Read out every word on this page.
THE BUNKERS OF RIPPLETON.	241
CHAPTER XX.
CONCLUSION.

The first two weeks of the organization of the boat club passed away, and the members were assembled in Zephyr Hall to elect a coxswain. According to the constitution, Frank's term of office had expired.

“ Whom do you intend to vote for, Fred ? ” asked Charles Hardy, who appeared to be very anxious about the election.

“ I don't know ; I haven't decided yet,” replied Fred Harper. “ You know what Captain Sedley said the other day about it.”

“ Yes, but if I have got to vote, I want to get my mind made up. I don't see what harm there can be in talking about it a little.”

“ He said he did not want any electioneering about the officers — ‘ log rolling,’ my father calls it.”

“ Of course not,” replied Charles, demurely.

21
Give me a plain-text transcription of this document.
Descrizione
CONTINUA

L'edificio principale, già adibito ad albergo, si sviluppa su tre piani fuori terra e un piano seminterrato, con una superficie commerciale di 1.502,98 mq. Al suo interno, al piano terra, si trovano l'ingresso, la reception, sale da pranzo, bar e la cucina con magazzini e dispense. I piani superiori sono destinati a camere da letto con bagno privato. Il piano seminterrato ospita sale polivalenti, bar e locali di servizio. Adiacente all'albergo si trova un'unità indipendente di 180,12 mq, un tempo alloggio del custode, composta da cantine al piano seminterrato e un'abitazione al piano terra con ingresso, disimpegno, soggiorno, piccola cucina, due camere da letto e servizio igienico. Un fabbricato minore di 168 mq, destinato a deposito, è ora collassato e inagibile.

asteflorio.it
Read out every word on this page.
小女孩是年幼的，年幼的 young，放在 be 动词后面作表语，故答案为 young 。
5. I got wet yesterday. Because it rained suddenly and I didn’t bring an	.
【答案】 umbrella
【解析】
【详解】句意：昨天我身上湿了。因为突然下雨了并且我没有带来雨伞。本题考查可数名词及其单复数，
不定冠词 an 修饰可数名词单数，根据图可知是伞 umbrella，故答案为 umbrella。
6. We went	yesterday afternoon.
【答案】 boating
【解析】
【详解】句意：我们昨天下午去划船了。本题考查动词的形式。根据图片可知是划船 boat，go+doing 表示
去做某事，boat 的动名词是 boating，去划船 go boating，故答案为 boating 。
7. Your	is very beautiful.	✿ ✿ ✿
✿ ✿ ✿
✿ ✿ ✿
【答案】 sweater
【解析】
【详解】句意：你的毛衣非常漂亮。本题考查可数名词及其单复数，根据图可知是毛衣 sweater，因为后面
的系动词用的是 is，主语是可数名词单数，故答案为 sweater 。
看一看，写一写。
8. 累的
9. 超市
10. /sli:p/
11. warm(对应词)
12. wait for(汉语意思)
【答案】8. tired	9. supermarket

#####

**Request**
Please output every record, keeping each line exact.

**Result**
Read out every word on this page.
THE BUNKERS OF RIPPLETON.	241
CHAPTER XX.
CONCLUSION.

The first two weeks of the organization of the boat club passed away, and the members were assembled in Zephyr Hall to elect a coxswain. According to the constitution, Frank's term of office had expired.

“ Whom do you intend to vote for, Fred ? ” asked Charles Hardy, who appeared to be very anxious about the election.

“ I don't know ; I haven't decided yet,” replied Fred Harper. “ You know what Captain Sedley said the other day about it.”

“ Yes, but if I have got to vote, I want to get my mind made up. I don't see what harm there can be in talking about it a little.”

“ He said he did not want any electioneering about the officers — ‘ log rolling,’ my father calls it.”

“ Of course not,” replied Charles, demurely.

21
Give me a plain-text transcription of this document.
Descrizione
CONTINUA

L'edificio principale, già adibito ad albergo, si sviluppa su tre piani fuori terra e un piano seminterrato, con una superficie commerciale di 1.502,98 mq. Al suo interno, al piano terra, si trovano l'ingresso, la reception, sale da pranzo, bar e la cucina con magazzini e dispense. I piani superiori sono destinati a camere da letto con bagno privato. Il piano seminterrato ospita sale polivalenti, bar e locali di servizio. Adiacente all'albergo si trova un'unità indipendente di 180,12 mq, un tempo alloggio del custode, composta da cantine al piano seminterrato e un'abitazione al piano terra con ingresso, disimpegno, soggiorno, piccola cucina, due camere da letto e servizio igienico. Un fabbricato minore di 168 mq, destinato a deposito, è ora collassato e inagibile.

asteflorio.it
Read out every word on this page.
小女孩是年幼的，年幼的 young，放在 be 动词后面作表语，故答案为 young 。
5. I got wet yesterday. Because it rained suddenly and I didn’t bring an	.
【答案】 umbrella
【解析】
【详解】句意：昨天我身上湿了。因为突然下雨了并且我没有带来雨伞。本题考查可数名词及其单复数，
不定冠词 an 修饰可数名词单数，根据图可知是伞 umbrella，故答案为 umbrella。
6. We went	yesterday afternoon.
【答案】 boating
【解析】
【详解】句意：我们昨天下午去划船了。本题考查动词的形式。根据图片可知是划船 boat，go+doing 表示
去做某事，boat 的动名词是 boating，去划船 go boating，故答案为 boating 。
7. Your	is very beautiful.	✿ ✿ ✿
✿ ✿ ✿
✿ ✿ ✿
【答案】 sweater
【解析】
【详解】句意：你的毛衣非常漂亮。本题考查可数名词及其单复数，根据图可知是毛衣 sweater，因为后面
的系动词用的是 is，主语是可数名词单数，故答案为 sweater 。
看一看，写一写。
8. 累的
9. 超市
10. /sli:p/
11. warm(对应词)
12. wait for(汉语意思)
【答案】8. tired	9. supermarket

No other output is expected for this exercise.